WORK REQUIRED —
Retype the lines below, from the first one through the line containing "bar [288,354,300,368]", with both ends included and every character unchanged.

------------------------------

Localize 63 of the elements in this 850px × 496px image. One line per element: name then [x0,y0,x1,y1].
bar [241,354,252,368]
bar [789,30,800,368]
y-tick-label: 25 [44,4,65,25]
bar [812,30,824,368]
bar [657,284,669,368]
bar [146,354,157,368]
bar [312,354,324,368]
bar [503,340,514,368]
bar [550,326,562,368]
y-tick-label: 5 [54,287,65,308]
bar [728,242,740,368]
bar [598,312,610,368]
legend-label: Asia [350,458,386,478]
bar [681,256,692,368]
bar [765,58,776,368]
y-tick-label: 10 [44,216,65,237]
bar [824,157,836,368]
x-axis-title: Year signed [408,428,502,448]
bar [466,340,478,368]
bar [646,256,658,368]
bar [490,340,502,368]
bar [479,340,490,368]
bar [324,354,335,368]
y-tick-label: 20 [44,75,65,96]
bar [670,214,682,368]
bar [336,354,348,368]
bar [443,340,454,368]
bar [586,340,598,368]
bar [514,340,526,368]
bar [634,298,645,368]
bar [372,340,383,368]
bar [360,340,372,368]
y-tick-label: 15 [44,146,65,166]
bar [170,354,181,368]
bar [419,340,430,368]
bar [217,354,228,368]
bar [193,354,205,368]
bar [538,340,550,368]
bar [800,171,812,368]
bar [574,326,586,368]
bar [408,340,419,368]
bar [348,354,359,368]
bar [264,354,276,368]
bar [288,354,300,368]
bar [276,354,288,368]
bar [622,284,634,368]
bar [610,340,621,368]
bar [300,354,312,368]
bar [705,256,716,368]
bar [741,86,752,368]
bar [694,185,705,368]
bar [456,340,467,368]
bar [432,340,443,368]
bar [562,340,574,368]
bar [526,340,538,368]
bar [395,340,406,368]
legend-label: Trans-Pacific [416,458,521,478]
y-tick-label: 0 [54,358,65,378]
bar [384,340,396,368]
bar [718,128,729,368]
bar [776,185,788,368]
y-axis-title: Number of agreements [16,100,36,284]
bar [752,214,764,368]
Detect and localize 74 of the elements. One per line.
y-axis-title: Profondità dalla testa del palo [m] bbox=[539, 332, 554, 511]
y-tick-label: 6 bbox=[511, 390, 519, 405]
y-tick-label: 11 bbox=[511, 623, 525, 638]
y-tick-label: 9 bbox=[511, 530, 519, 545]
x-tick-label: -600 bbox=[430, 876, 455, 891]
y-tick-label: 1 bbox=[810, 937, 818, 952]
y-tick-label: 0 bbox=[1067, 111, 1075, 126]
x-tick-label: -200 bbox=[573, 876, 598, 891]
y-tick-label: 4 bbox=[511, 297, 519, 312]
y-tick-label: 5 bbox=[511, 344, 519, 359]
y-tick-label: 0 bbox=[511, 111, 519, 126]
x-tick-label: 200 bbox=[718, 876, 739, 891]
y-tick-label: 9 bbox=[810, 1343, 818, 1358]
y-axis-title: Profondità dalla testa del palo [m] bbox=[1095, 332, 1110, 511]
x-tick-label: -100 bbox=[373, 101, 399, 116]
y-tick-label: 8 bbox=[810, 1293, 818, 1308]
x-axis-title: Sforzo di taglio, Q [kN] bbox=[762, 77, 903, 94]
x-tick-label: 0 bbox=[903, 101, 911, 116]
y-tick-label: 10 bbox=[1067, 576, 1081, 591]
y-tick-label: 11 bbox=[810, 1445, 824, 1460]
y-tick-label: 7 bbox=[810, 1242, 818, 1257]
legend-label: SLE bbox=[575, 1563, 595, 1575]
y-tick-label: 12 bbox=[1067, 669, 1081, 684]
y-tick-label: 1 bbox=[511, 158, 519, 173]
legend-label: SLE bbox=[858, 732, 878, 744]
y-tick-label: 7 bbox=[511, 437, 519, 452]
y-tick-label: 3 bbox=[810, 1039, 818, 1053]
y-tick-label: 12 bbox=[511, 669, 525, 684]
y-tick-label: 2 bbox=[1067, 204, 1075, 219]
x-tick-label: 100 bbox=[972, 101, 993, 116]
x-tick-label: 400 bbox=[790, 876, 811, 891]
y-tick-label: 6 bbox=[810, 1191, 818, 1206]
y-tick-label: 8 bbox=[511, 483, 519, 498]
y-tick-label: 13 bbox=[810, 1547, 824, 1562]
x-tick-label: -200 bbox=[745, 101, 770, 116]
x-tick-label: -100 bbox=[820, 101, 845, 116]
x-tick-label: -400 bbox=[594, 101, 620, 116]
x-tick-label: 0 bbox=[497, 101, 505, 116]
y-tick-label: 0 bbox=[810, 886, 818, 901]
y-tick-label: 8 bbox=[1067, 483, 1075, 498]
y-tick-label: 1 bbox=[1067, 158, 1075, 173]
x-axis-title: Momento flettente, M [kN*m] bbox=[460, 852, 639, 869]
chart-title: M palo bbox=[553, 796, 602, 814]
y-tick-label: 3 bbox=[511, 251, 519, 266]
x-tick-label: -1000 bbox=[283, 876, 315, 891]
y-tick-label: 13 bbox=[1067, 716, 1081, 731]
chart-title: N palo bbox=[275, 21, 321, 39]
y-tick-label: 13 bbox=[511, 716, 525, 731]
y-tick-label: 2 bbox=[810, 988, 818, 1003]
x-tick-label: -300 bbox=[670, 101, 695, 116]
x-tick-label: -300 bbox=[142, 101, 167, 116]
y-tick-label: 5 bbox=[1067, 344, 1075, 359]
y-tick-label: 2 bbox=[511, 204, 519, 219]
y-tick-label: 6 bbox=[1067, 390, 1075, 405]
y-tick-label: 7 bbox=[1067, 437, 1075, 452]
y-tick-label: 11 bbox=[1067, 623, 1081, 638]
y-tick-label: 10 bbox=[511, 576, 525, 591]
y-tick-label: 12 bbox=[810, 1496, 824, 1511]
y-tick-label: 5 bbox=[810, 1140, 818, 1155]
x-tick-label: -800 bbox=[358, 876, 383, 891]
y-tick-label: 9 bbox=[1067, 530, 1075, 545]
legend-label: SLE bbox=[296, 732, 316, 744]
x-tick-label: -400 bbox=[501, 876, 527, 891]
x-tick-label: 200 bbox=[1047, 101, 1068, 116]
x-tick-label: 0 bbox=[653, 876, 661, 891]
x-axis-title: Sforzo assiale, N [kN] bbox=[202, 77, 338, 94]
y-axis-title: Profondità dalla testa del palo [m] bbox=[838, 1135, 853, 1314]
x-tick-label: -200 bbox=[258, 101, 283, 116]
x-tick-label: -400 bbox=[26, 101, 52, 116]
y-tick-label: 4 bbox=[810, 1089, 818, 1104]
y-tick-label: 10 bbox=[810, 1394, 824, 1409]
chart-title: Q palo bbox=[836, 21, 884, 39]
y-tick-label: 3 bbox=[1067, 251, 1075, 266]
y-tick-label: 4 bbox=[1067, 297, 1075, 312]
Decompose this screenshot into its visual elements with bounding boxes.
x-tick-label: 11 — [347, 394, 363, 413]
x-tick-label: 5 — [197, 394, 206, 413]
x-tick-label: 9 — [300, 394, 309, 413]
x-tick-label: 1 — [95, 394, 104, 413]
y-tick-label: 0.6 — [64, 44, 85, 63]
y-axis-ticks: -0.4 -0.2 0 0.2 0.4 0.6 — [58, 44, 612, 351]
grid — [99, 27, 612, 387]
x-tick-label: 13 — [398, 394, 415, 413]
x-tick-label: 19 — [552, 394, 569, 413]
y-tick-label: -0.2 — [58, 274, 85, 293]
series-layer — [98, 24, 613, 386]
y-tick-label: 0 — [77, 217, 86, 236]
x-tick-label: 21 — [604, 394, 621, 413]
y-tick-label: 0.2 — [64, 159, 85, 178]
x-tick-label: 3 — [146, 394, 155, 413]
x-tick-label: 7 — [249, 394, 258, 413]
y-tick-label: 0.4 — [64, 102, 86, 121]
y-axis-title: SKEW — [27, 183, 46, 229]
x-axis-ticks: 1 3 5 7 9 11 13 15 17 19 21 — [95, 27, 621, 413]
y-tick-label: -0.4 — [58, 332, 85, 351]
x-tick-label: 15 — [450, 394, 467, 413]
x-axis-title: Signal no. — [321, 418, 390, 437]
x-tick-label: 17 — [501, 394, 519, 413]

------------------------------

EXPECTED ANSWER —
Localize 63 of the elements in this 850px × 496px image. One line per element: name then [x0,y0,x1,y1].
bar [241,354,252,368]
bar [789,30,800,368]
y-tick-label: 25 [44,4,65,25]
bar [812,30,824,368]
bar [657,284,669,368]
bar [146,354,157,368]
bar [312,354,324,368]
bar [503,340,514,368]
bar [550,326,562,368]
y-tick-label: 5 [54,287,65,308]
bar [728,242,740,368]
bar [598,312,610,368]
legend-label: Asia [350,458,386,478]
bar [681,256,692,368]
bar [765,58,776,368]
y-tick-label: 10 [44,216,65,237]
bar [824,157,836,368]
x-axis-title: Year signed [408,428,502,448]
bar [466,340,478,368]
bar [646,256,658,368]
bar [490,340,502,368]
bar [479,340,490,368]
bar [324,354,335,368]
y-tick-label: 20 [44,75,65,96]
bar [670,214,682,368]
bar [336,354,348,368]
bar [443,340,454,368]
bar [586,340,598,368]
bar [514,340,526,368]
bar [634,298,645,368]
bar [372,340,383,368]
bar [360,340,372,368]
y-tick-label: 15 [44,146,65,166]
bar [170,354,181,368]
bar [419,340,430,368]
bar [217,354,228,368]
bar [193,354,205,368]
bar [538,340,550,368]
bar [800,171,812,368]
bar [574,326,586,368]
bar [408,340,419,368]
bar [348,354,359,368]
bar [264,354,276,368]
bar [288,354,300,368]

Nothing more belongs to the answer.